What the task asks » Reproduce word for word the lines of the listing below that begin at the line containing "- Bar: [488, 226, 521, 246]" and end at the line containing "- Bar: [208, 165, 240, 246]", both of those lines included.

[start of Material for this exercise]

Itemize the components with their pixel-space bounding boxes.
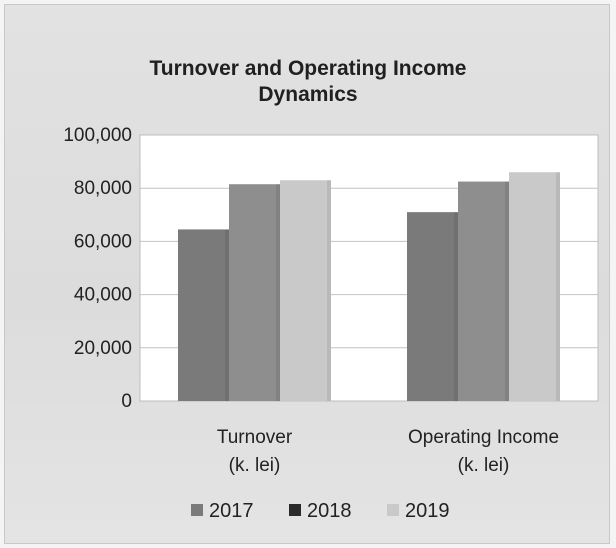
chart-svg: Turnover and Operating Income Dynamics 1… (5, 5, 611, 545)
legend-swatch-2018 (289, 504, 301, 516)
chart-frame: Turnover and Operating Income Dynamics 1… (4, 4, 610, 544)
bar-shade-2019-1 (556, 172, 560, 401)
bar-2019-0 (280, 180, 331, 401)
x-category-label: (k. lei) (229, 455, 281, 476)
x-category-label: (k. lei) (458, 455, 510, 476)
x-axis-categories: Turnover (k. lei) Operating Income (k. lei) (217, 427, 559, 476)
y-tick-label: 0 (121, 391, 132, 412)
y-tick-label: 40,000 (74, 285, 132, 306)
bar-2017-1 (407, 212, 458, 401)
bar-shade-2017-1 (454, 212, 458, 401)
bar-shade-2017-0 (225, 229, 229, 401)
legend-label-2017: 2017 (209, 500, 254, 522)
legend-label-2019: 2019 (405, 500, 450, 522)
legend: 2017 2018 2019 (191, 500, 450, 522)
x-category-label: Turnover (217, 427, 293, 448)
y-tick-label: 60,000 (74, 231, 132, 252)
bar-shade-2018-0 (276, 184, 280, 401)
bar-shade-2019-0 (327, 180, 331, 401)
y-axis-ticks: 100,000 80,000 60,000 40,000 20,000 0 (63, 125, 132, 412)
y-tick-label: 100,000 (63, 125, 132, 146)
legend-label-2018: 2018 (307, 500, 352, 522)
bar-2017-0 (178, 229, 229, 401)
y-tick-label: 20,000 (74, 338, 132, 359)
legend-swatch-2017 (191, 504, 203, 516)
bar-2019-1 (509, 172, 560, 401)
bar-2018-0 (229, 184, 280, 401)
chart-title-line-2: Dynamics (258, 83, 357, 106)
legend-swatch-2019 (387, 504, 399, 516)
x-category-label: Operating Income (408, 427, 559, 448)
chart-title: Turnover and Operating Income Dynamics (150, 57, 467, 106)
bar-shade-2018-1 (505, 182, 509, 401)
y-tick-label: 80,000 (74, 178, 132, 199)
bar-2018-1 (458, 182, 509, 401)
chart-title-line-1: Turnover and Operating Income (150, 57, 467, 80)
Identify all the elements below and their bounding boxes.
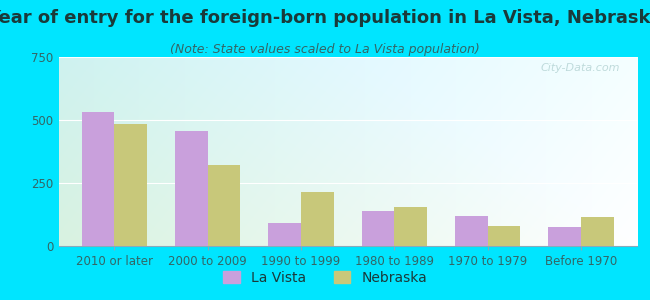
- Bar: [488, 226, 521, 246]
- Text: Year of entry for the foreign-born population in La Vista, Nebraska: Year of entry for the foreign-born popul…: [0, 9, 650, 27]
- Bar: [114, 124, 147, 246]
- Bar: [208, 165, 240, 246]
- Text: (Note: State values scaled to La Vista population): (Note: State values scaled to La Vista p…: [170, 44, 480, 56]
- Bar: [82, 112, 114, 246]
- Bar: [581, 217, 614, 246]
- Legend: La Vista, Nebraska: La Vista, Nebraska: [217, 265, 433, 290]
- Bar: [395, 207, 427, 246]
- Bar: [268, 223, 301, 246]
- Text: City-Data.com: City-Data.com: [540, 63, 619, 73]
- Bar: [455, 216, 488, 246]
- Bar: [549, 227, 581, 246]
- Bar: [301, 192, 333, 246]
- Bar: [175, 131, 208, 246]
- Bar: [362, 211, 395, 246]
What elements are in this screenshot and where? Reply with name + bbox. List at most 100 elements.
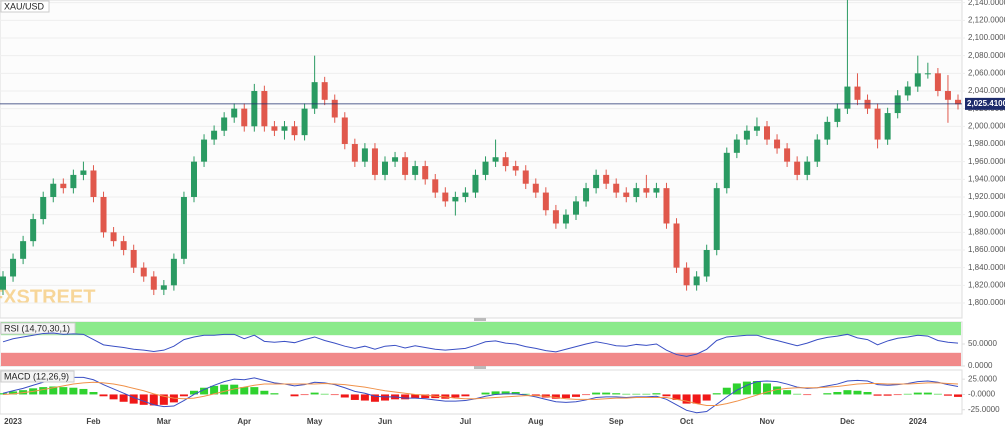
rsi-line	[2, 332, 959, 357]
y-tick-label: 2,040.0000	[968, 86, 1005, 95]
histogram-bar	[582, 394, 591, 396]
y-tick-label: 1,940.0000	[968, 174, 1005, 183]
candle-body	[432, 179, 439, 193]
histogram-bar	[119, 394, 128, 402]
candle-body	[50, 183, 57, 197]
candle-body	[452, 196, 459, 202]
candle-body	[80, 170, 87, 175]
histogram-bar	[873, 394, 882, 396]
histogram-bar	[149, 394, 158, 406]
x-tick-label: Apr	[237, 417, 251, 426]
histogram-bar	[461, 394, 470, 397]
histogram-bar	[240, 387, 249, 395]
histogram-bar	[823, 393, 832, 395]
pane-handle[interactable]	[474, 366, 486, 369]
candle-body	[341, 117, 348, 144]
histogram-bar	[401, 394, 410, 400]
histogram-bar	[592, 392, 601, 395]
histogram-bar	[561, 394, 570, 399]
histogram-bar	[360, 394, 369, 401]
candle-body	[774, 139, 781, 149]
histogram-bar	[451, 394, 460, 398]
histogram-bar	[933, 393, 942, 395]
candle-body	[382, 161, 388, 175]
histogram-bar	[612, 393, 621, 395]
histogram-bar	[381, 394, 389, 401]
candle-body	[844, 86, 851, 109]
candle-body	[261, 90, 268, 127]
candle-body	[90, 170, 97, 197]
x-tick-label: May	[307, 417, 323, 426]
pane-title: RSI (14,70,30,1)	[4, 323, 70, 333]
candle-body	[100, 196, 107, 233]
x-tick-label: Feb	[86, 417, 100, 426]
oversold-band	[1, 352, 961, 366]
candle-body	[60, 183, 67, 189]
title-box	[0, 370, 75, 383]
histogram-bar	[853, 390, 862, 395]
histogram-bar	[89, 392, 98, 395]
histogram-bar	[230, 384, 239, 395]
y-tick-label: 1,820.0000	[968, 280, 1005, 289]
x-tick-label: Sep	[609, 417, 624, 426]
candle-body	[361, 148, 368, 162]
histogram-bar	[954, 394, 962, 397]
candle-body	[512, 166, 519, 171]
histogram-bar	[783, 390, 792, 395]
y-tick-label: 1,860.0000	[968, 245, 1005, 254]
histogram-bar	[943, 394, 952, 396]
candle-body	[834, 108, 841, 122]
histogram-bar	[803, 394, 812, 396]
candle-body	[693, 276, 700, 286]
histogram-bar	[632, 393, 641, 395]
histogram-bar	[250, 387, 259, 395]
histogram-bar	[270, 393, 279, 395]
pane-handle[interactable]	[474, 318, 486, 321]
candle-body	[30, 219, 37, 242]
candle-body	[733, 139, 740, 153]
histogram-bar	[501, 391, 510, 395]
candle-body	[201, 139, 208, 162]
histogram-bar	[642, 393, 651, 395]
histogram-bar	[531, 394, 540, 396]
candle-body	[402, 157, 409, 175]
candle-body	[271, 126, 278, 131]
candle-body	[0, 276, 6, 290]
candle-body	[371, 148, 378, 175]
pane-title: XAU/USD	[4, 1, 45, 11]
x-tick-label: Nov	[759, 417, 775, 426]
histogram-bar	[903, 393, 912, 395]
histogram-bar	[843, 390, 852, 395]
candle-body	[331, 99, 338, 118]
candle-body	[794, 161, 801, 175]
candle-body	[874, 108, 881, 140]
candle-body	[603, 174, 610, 184]
histogram-bar	[551, 394, 560, 399]
histogram-bar	[923, 392, 932, 395]
histogram-bar	[39, 387, 48, 395]
histogram-bar	[421, 394, 430, 399]
histogram-bar	[893, 394, 902, 396]
histogram-bar	[773, 386, 782, 395]
candle-body	[583, 188, 590, 202]
x-tick-label: Dec	[840, 417, 855, 426]
histogram-bar	[763, 383, 771, 395]
y-tick-label: 2,100.0000	[968, 33, 1005, 42]
x-tick-label: Jun	[378, 417, 392, 426]
candle-body	[321, 82, 328, 100]
histogram-bar	[49, 386, 58, 395]
candle-body	[743, 130, 750, 140]
histogram-bar	[69, 387, 78, 395]
candle-body	[351, 143, 358, 162]
candle-body	[884, 113, 891, 140]
histogram-bar	[491, 391, 500, 395]
histogram-bar	[742, 381, 751, 395]
histogram-bar	[672, 394, 681, 400]
y-tick-label: -0.0000	[968, 390, 996, 399]
histogram-bar	[79, 388, 88, 395]
candle-body	[854, 86, 861, 100]
x-tick-label: 2024	[909, 417, 927, 426]
histogram-bar	[722, 387, 731, 395]
candle-body	[613, 183, 620, 193]
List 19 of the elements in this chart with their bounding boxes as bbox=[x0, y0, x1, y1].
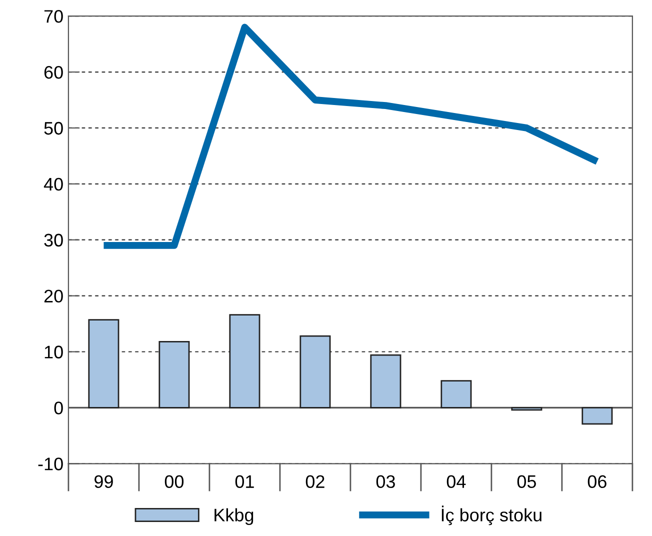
x-tick-label: 04 bbox=[446, 475, 466, 488]
y-tick-label: -10 bbox=[38, 458, 63, 470]
x-tick-label: 00 bbox=[164, 475, 184, 488]
y-tick-label: 60 bbox=[44, 66, 63, 79]
y-tick-label: 0 bbox=[54, 402, 63, 414]
y-tick-label: 40 bbox=[44, 178, 63, 191]
x-tick-label: 01 bbox=[235, 475, 254, 488]
y-tick-label: 70 bbox=[44, 10, 63, 23]
y-tick-label: 20 bbox=[44, 290, 63, 303]
x-tick-label: 05 bbox=[517, 475, 536, 488]
legend-label: Kkbg bbox=[214, 508, 254, 526]
y-tick-label: 30 bbox=[44, 234, 63, 247]
legend-label: İç borç stoku bbox=[442, 506, 542, 526]
y-tick-label: 10 bbox=[44, 346, 63, 358]
x-tick-label: 03 bbox=[376, 475, 395, 488]
x-tick-label: 02 bbox=[306, 475, 324, 488]
y-tick-label: 50 bbox=[44, 122, 63, 135]
x-tick-label: 99 bbox=[94, 475, 113, 488]
x-tick-label: 06 bbox=[588, 475, 606, 488]
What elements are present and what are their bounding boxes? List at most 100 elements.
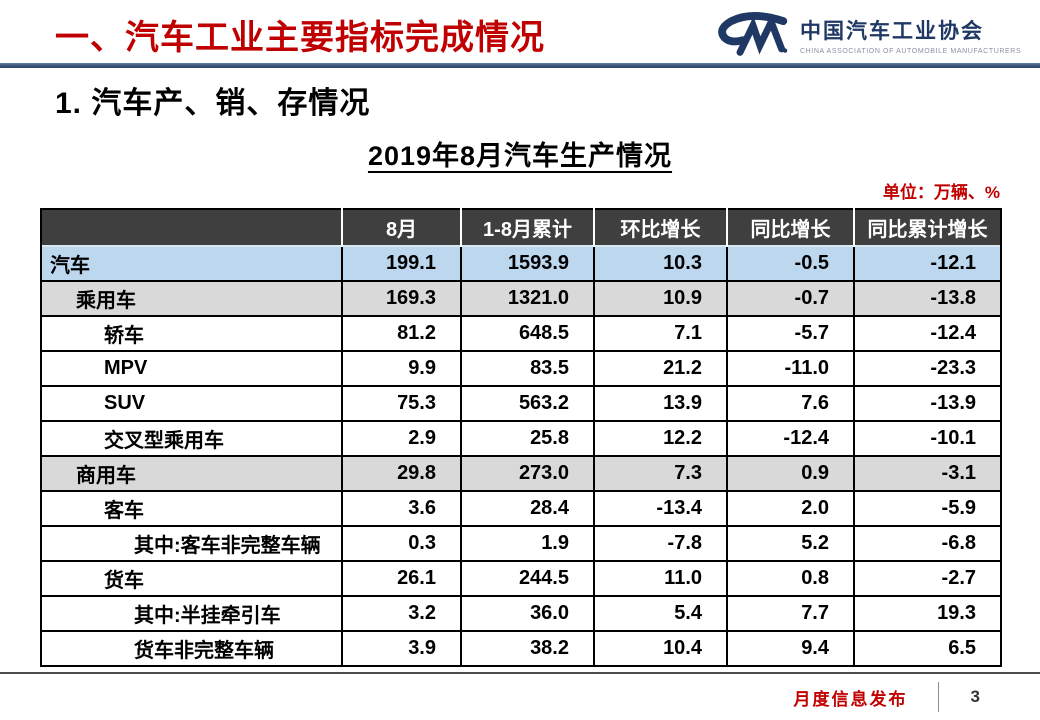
table-row: 其中:客车非完整车辆 0.3 1.9 -7.8 5.2 -6.8 xyxy=(40,525,1002,562)
table-row: 交叉型乘用车 2.9 25.8 12.2 -12.4 -10.1 xyxy=(40,420,1002,457)
unit-label: 单位：万辆、% xyxy=(882,183,1000,202)
cell-value: -23.3 xyxy=(853,350,1002,387)
title-divider xyxy=(0,63,1040,68)
row-label: MPV xyxy=(40,350,343,387)
row-label: 其中:客车非完整车辆 xyxy=(40,525,343,562)
cell-value: 13.9 xyxy=(593,385,728,422)
cell-value: 26.1 xyxy=(341,560,462,597)
cell-value: 7.3 xyxy=(593,455,728,492)
footer-separator xyxy=(937,682,939,712)
cell-value: 10.9 xyxy=(593,280,728,317)
cell-value: 7.1 xyxy=(593,315,728,352)
caam-logo: 中国汽车工业协会 CHINA ASSOCIATION OF AUTOMOBILE… xyxy=(714,8,1021,62)
cell-value: 3.6 xyxy=(341,490,462,527)
page-number: 3 xyxy=(970,687,980,706)
cell-value: -3.1 xyxy=(853,455,1002,492)
table-row: 客车 3.6 28.4 -13.4 2.0 -5.9 xyxy=(40,490,1002,527)
cell-value: -5.7 xyxy=(726,315,855,352)
cell-value: 81.2 xyxy=(341,315,462,352)
table-row: SUV 75.3 563.2 13.9 7.6 -13.9 xyxy=(40,385,1002,422)
cell-value: -12.1 xyxy=(853,245,1002,282)
cell-value: 1321.0 xyxy=(460,280,595,317)
table-title-wrap: 2019年8月汽车生产情况 xyxy=(0,134,1040,173)
col-header-august: 8月 xyxy=(341,209,461,246)
caam-logo-icon xyxy=(718,12,788,56)
cell-value: 1593.9 xyxy=(460,245,595,282)
cell-value: 5.2 xyxy=(726,525,855,562)
col-header-yoy-cumulative-growth: 同比累计增长 xyxy=(853,209,1001,246)
footer: 月度信息发布 3 xyxy=(0,674,1040,720)
table-row: 商用车 29.8 273.0 7.3 0.9 -3.1 xyxy=(40,455,1002,492)
col-header-cumulative: 1-8月累计 xyxy=(460,209,594,246)
cell-value: -13.9 xyxy=(853,385,1002,422)
cell-value: 563.2 xyxy=(460,385,595,422)
cell-value: 11.0 xyxy=(593,560,728,597)
table-row: 货车非完整车辆 3.9 38.2 10.4 9.4 6.5 xyxy=(40,630,1002,667)
table-header-row: 8月 1-8月累计 环比增长 同比增长 同比累计增长 xyxy=(41,209,1001,246)
cell-value: 0.3 xyxy=(341,525,462,562)
cell-value: -11.0 xyxy=(726,350,855,387)
cell-value: -12.4 xyxy=(853,315,1002,352)
cell-value: -0.7 xyxy=(726,280,855,317)
cell-value: -10.1 xyxy=(853,420,1002,457)
cell-value: 36.0 xyxy=(460,595,595,632)
caam-logo-name-cn: 中国汽车工业协会 xyxy=(800,20,984,43)
cell-value: 6.5 xyxy=(853,630,1002,667)
cell-value: 83.5 xyxy=(460,350,595,387)
cell-value: 0.9 xyxy=(726,455,855,492)
cell-value: 169.3 xyxy=(341,280,462,317)
row-label: 客车 xyxy=(40,490,343,527)
cell-value: 25.8 xyxy=(460,420,595,457)
cell-value: -7.8 xyxy=(593,525,728,562)
cell-value: -5.9 xyxy=(853,490,1002,527)
cell-value: 1.9 xyxy=(460,525,595,562)
cell-value: -13.8 xyxy=(853,280,1002,317)
row-label: 商用车 xyxy=(40,455,343,492)
page-title: 一、汽车工业主要指标完成情况 xyxy=(55,19,545,57)
cell-value: 3.9 xyxy=(341,630,462,667)
col-header-yoy-growth: 同比增长 xyxy=(726,209,854,246)
row-label: 轿车 xyxy=(40,315,343,352)
cell-value: -6.8 xyxy=(853,525,1002,562)
cell-value: 12.2 xyxy=(593,420,728,457)
cell-value: 29.8 xyxy=(341,455,462,492)
cell-value: 273.0 xyxy=(460,455,595,492)
cell-value: 2.0 xyxy=(726,490,855,527)
cell-value: 0.8 xyxy=(726,560,855,597)
cell-value: -13.4 xyxy=(593,490,728,527)
col-header-mom-growth: 环比增长 xyxy=(593,209,727,246)
cell-value: 199.1 xyxy=(341,245,462,282)
caam-logo-name-en: CHINA ASSOCIATION OF AUTOMOBILE MANUFACT… xyxy=(800,48,1022,55)
cell-value: -2.7 xyxy=(853,560,1002,597)
row-label: 乘用车 xyxy=(40,280,343,317)
caam-logo-text: 中国汽车工业协会 CHINA ASSOCIATION OF AUTOMOBILE… xyxy=(800,15,1021,55)
footer-label: 月度信息发布 xyxy=(793,689,908,709)
cell-value: 2.9 xyxy=(341,420,462,457)
table-row: 汽车 199.1 1593.9 10.3 -0.5 -12.1 xyxy=(40,245,1002,282)
footer-divider-line xyxy=(0,672,1040,674)
table-row: 其中:半挂牵引车 3.2 36.0 5.4 7.7 19.3 xyxy=(40,595,1002,632)
table-row: 轿车 81.2 648.5 7.1 -5.7 -12.4 xyxy=(40,315,1002,352)
cell-value: 10.4 xyxy=(593,630,728,667)
cell-value: 28.4 xyxy=(460,490,595,527)
table-title: 2019年8月汽车生产情况 xyxy=(367,141,673,171)
cell-value: 648.5 xyxy=(460,315,595,352)
cell-value: 10.3 xyxy=(593,245,728,282)
cell-value: 19.3 xyxy=(853,595,1002,632)
cell-value: 38.2 xyxy=(460,630,595,667)
production-table: 8月 1-8月累计 环比增长 同比增长 同比累计增长 汽车 199.1 1593… xyxy=(40,208,1002,667)
row-label: SUV xyxy=(40,385,343,422)
cell-value: 3.2 xyxy=(341,595,462,632)
row-label: 汽车 xyxy=(40,245,343,282)
cell-value: 5.4 xyxy=(593,595,728,632)
cell-value: 244.5 xyxy=(460,560,595,597)
cell-value: 75.3 xyxy=(341,385,462,422)
section-subtitle: 1. 汽车产、销、存情况 xyxy=(55,87,371,120)
cell-value: -0.5 xyxy=(726,245,855,282)
row-label: 其中:半挂牵引车 xyxy=(40,595,343,632)
cell-value: -12.4 xyxy=(726,420,855,457)
col-header-label xyxy=(41,209,342,246)
row-label: 货车 xyxy=(40,560,343,597)
row-label: 货车非完整车辆 xyxy=(40,630,343,667)
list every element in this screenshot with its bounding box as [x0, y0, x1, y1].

[end of Material for this exercise]

Final result »
- Bar: [488, 226, 521, 246]
- Text: Year of entry for the foreign-born population in La Vista, Nebraska: Year of entry for the foreign-born popul…: [0, 9, 650, 27]
- Bar: [114, 124, 147, 246]
- Bar: [208, 165, 240, 246]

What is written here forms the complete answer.